Where a line of the material contains the string "ylabel", copy that line.

═════ PROVIDED ENTRIES ═════

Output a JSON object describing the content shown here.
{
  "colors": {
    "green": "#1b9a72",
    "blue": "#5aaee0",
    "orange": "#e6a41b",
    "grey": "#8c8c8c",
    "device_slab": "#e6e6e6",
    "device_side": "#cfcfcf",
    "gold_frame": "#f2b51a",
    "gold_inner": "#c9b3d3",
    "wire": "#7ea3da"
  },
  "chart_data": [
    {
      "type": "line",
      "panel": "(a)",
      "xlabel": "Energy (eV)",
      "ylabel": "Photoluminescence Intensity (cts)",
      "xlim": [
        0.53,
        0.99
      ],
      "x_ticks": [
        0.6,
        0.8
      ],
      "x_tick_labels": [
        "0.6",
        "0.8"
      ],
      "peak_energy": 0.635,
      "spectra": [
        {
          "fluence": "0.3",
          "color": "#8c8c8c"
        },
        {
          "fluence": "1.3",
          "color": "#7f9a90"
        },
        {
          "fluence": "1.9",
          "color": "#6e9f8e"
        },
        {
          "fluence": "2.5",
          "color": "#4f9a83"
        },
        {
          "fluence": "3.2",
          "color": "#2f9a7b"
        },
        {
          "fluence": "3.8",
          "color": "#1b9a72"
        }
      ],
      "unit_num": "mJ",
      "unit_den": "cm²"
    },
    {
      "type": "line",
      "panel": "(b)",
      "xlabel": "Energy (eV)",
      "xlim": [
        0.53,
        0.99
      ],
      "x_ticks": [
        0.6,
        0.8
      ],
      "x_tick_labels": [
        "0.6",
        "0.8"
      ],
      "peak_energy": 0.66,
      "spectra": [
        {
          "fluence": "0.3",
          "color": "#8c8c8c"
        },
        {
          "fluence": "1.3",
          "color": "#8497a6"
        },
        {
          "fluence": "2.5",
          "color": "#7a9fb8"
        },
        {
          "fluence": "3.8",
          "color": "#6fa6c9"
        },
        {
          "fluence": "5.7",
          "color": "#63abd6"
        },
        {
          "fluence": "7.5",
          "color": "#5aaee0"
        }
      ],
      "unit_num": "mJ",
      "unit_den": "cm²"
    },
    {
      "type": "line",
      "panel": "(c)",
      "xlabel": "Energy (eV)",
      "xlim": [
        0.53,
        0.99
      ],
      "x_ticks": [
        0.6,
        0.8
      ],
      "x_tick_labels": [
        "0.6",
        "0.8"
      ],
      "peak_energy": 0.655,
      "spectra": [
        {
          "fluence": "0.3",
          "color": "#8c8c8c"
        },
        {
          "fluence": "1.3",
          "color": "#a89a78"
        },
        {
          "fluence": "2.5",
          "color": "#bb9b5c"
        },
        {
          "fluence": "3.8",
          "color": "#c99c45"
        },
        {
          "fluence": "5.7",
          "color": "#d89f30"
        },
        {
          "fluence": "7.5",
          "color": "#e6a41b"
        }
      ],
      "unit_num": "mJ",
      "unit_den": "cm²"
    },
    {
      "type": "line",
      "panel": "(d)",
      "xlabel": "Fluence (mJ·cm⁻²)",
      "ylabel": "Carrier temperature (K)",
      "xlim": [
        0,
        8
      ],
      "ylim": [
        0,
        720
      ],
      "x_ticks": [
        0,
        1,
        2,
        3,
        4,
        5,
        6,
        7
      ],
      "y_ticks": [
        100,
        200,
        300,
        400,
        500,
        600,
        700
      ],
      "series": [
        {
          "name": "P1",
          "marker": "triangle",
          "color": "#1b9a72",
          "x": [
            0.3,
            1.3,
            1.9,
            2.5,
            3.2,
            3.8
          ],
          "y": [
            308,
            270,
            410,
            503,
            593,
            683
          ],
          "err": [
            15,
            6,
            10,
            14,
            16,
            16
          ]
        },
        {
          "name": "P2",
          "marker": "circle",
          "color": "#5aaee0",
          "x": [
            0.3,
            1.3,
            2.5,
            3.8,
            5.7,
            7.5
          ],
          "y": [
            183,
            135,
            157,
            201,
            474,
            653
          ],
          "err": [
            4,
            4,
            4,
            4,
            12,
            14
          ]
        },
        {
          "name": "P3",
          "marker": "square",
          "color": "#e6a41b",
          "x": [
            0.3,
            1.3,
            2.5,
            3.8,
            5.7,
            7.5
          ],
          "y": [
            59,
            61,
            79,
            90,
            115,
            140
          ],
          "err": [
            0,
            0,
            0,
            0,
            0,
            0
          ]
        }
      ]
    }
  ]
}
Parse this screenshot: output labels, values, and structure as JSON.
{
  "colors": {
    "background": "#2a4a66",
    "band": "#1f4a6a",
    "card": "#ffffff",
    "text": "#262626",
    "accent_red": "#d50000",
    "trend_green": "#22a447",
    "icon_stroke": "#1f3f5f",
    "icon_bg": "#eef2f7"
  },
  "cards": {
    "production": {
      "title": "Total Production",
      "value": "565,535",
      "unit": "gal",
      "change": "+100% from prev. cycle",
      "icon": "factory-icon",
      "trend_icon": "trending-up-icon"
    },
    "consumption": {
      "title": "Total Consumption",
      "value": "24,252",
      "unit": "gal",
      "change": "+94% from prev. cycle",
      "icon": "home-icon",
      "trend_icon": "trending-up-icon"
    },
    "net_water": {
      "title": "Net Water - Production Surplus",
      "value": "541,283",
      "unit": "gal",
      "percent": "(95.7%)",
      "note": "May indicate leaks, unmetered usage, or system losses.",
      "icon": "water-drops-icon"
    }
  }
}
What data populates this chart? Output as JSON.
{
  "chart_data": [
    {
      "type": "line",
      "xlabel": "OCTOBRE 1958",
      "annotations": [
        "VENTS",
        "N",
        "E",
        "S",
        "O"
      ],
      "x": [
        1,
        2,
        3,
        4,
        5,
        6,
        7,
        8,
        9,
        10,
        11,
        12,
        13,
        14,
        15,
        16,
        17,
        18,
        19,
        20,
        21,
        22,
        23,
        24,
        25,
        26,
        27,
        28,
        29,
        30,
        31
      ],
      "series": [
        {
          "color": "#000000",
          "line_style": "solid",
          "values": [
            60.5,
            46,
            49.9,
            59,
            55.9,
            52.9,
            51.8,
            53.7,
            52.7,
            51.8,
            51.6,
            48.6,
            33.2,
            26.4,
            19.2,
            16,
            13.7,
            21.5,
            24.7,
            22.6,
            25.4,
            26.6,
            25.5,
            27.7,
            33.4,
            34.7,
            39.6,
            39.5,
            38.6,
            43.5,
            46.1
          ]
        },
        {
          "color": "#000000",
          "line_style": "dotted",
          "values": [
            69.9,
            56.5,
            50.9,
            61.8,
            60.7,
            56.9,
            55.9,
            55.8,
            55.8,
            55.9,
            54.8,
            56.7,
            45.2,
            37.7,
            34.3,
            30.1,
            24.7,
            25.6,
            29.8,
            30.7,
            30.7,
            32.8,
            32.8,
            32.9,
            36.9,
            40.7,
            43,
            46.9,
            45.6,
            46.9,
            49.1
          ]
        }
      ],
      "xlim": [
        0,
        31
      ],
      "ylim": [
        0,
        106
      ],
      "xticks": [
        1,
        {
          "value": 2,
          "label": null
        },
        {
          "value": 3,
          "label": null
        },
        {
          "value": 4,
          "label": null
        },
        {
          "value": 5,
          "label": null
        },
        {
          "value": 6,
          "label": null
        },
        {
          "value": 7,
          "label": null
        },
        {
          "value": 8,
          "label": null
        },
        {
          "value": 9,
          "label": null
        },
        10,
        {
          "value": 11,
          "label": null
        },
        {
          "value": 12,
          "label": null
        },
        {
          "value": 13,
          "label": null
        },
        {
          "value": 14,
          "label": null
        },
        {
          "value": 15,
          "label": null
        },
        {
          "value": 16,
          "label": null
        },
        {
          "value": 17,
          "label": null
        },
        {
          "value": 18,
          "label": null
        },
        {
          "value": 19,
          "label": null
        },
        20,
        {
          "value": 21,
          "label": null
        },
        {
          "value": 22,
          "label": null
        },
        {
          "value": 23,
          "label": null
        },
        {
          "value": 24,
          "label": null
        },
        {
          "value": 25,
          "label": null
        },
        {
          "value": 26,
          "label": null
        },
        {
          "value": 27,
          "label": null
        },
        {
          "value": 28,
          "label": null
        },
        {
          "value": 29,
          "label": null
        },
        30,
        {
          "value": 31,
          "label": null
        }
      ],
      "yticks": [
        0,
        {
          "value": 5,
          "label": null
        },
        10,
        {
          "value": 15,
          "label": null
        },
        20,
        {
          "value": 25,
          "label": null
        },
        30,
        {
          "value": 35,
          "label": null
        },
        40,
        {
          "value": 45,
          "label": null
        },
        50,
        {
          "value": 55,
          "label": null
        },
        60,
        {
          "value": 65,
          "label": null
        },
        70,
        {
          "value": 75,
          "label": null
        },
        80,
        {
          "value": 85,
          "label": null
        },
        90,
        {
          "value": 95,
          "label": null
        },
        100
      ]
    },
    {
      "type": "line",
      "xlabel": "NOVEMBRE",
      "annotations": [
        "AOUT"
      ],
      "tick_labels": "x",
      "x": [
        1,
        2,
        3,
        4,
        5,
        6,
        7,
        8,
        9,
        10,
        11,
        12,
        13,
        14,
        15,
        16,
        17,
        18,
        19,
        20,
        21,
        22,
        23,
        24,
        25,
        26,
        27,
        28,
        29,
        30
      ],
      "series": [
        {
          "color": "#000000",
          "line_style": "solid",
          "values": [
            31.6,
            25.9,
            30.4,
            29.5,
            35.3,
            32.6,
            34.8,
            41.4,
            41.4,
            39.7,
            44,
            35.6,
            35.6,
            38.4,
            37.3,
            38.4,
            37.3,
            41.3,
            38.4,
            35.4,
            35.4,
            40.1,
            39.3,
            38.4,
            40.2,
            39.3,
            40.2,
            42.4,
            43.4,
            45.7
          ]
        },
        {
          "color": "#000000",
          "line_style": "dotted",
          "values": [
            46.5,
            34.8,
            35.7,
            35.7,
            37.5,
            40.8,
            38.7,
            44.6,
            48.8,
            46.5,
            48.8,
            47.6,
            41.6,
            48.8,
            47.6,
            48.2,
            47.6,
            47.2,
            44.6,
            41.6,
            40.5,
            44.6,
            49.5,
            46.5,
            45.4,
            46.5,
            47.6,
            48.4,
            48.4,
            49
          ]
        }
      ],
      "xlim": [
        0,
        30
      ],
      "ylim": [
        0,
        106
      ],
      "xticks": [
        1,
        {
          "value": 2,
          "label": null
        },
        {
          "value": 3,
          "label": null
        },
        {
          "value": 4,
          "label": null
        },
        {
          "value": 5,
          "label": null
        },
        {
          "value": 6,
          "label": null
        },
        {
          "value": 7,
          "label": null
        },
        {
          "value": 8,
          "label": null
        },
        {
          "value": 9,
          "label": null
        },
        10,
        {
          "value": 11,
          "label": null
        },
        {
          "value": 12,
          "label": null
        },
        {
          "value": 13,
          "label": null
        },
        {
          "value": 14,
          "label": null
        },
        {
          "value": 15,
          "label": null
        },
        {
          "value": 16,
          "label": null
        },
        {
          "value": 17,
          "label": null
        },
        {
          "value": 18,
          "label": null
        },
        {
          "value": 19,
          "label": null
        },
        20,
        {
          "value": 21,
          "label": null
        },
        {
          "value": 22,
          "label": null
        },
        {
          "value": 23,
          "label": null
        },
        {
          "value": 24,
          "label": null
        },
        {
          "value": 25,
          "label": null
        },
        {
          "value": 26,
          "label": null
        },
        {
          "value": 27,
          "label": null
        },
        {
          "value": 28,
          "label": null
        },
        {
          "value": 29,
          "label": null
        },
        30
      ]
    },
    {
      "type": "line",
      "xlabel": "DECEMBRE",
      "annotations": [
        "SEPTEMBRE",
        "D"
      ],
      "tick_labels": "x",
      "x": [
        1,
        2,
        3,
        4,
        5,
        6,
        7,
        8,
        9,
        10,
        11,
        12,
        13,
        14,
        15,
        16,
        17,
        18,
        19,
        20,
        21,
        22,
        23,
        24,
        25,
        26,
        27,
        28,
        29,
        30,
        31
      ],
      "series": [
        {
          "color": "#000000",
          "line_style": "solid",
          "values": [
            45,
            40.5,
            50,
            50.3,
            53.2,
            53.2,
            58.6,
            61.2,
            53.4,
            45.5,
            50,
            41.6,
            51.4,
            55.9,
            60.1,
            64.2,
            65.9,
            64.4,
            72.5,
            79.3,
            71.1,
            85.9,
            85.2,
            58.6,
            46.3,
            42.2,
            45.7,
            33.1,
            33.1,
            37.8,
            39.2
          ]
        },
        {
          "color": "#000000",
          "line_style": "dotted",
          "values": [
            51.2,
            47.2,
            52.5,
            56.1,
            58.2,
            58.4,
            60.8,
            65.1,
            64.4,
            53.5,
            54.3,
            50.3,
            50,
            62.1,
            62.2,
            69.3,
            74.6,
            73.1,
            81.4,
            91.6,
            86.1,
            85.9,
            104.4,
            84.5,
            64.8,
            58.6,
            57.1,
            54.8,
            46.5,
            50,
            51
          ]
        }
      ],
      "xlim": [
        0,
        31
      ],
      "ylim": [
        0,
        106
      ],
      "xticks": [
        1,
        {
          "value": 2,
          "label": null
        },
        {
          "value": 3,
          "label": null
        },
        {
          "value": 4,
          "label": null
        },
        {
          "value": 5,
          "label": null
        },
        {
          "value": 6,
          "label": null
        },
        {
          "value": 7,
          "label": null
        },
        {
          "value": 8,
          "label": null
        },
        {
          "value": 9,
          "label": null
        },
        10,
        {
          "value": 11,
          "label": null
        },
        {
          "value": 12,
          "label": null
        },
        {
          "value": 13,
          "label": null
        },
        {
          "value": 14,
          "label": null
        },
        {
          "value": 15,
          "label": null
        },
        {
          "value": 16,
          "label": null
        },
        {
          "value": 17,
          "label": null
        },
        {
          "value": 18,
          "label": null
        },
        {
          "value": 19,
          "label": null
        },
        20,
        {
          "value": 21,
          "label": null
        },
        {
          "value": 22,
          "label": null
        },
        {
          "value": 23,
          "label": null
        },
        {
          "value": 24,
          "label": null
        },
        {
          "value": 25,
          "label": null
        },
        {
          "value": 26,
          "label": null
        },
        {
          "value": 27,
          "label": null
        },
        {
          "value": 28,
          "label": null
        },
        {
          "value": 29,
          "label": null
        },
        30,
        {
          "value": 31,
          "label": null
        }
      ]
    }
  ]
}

═════

● **OUTPUT OF THE TASK**:
      "ylabel": "Photoluminescence Intensity (cts)",
      "ylabel": "Carrier temperature (K)",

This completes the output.